#### [EXERCISE DIRECTIONS]
Every record below should be printed exactly as given.
((
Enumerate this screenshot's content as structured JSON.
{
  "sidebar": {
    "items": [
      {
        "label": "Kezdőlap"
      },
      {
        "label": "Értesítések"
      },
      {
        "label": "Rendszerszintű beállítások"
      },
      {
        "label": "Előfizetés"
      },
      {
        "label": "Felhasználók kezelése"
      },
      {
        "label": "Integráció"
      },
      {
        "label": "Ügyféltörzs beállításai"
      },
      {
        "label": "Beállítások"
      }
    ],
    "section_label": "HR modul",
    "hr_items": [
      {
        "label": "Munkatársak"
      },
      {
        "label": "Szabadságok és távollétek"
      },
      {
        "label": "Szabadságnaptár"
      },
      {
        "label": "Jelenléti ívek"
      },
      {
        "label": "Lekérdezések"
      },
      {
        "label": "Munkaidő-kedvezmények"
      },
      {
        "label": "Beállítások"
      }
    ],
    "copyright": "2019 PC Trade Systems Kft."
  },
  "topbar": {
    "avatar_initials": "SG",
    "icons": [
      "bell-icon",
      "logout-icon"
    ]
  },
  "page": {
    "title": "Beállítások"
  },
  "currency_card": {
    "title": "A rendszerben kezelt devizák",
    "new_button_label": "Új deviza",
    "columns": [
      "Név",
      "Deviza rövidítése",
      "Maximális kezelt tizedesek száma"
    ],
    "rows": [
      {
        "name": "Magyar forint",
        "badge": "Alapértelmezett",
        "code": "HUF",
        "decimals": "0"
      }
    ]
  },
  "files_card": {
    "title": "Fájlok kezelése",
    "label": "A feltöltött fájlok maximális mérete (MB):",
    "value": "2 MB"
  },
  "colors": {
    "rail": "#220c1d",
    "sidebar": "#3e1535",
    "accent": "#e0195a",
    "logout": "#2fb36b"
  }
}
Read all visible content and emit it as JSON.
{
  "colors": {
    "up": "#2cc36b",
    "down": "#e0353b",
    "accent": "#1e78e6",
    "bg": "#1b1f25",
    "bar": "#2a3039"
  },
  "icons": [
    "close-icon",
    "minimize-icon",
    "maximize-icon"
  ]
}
))
#### [RIGHT ANSWER]
Enumerate this screenshot's content as structured JSON.
{
  "sidebar": {
    "items": [
      {
        "label": "Kezdőlap"
      },
      {
        "label": "Értesítések"
      },
      {
        "label": "Rendszerszintű beállítások"
      },
      {
        "label": "Előfizetés"
      },
      {
        "label": "Felhasználók kezelése"
      },
      {
        "label": "Integráció"
      },
      {
        "label": "Ügyféltörzs beállításai"
      },
      {
        "label": "Beállítások"
      }
    ],
    "section_label": "HR modul",
    "hr_items": [
      {
        "label": "Munkatársak"
      },
      {
        "label": "Szabadságok és távollétek"
      },
      {
        "label": "Szabadságnaptár"
      },
      {
        "label": "Jelenléti ívek"
      },
      {
        "label": "Lekérdezések"
      },
      {
        "label": "Munkaidő-kedvezmények"
      },
      {
        "label": "Beállítások"
      }
    ],
    "copyright": "2019 PC Trade Systems Kft."
  },
  "topbar": {
    "avatar_initials": "SG",
    "icons": [
      "bell-icon",
      "logout-icon"
    ]
  },
  "page": {
    "title": "Beállítások"
  },
  "currency_card": {
    "title": "A rendszerben kezelt devizák",
    "new_button_label": "Új deviza",
    "columns": [
      "Név",
      "Deviza rövidítése",
      "Maximális kezelt tizedesek száma"
    ],
    "rows": [
      {
        "name": "Magyar forint",
        "badge": "Alapértelmezett",
        "code": "HUF",
        "decimals": "0"
      }
    ]
  },
  "files_card": {
    "title": "Fájlok kezelése",
    "label": "A feltöltött fájlok maximális mérete (MB):",
    "value": "2 MB"
  },
  "colors": {
    "rail": "#220c1d",
    "sidebar": "#3e1535",
    "accent": "#e0195a",
    "logout": "#2fb36b"
  }
}
Read all visible content and emit it as JSON.
{
  "colors": {
    "up": "#2cc36b",
    "down": "#e0353b",
    "accent": "#1e78e6",
    "bg": "#1b1f25",
    "bar": "#2a3039"
  },
  "icons": [
    "close-icon",
    "minimize-icon",
    "maximize-icon"
  ]
}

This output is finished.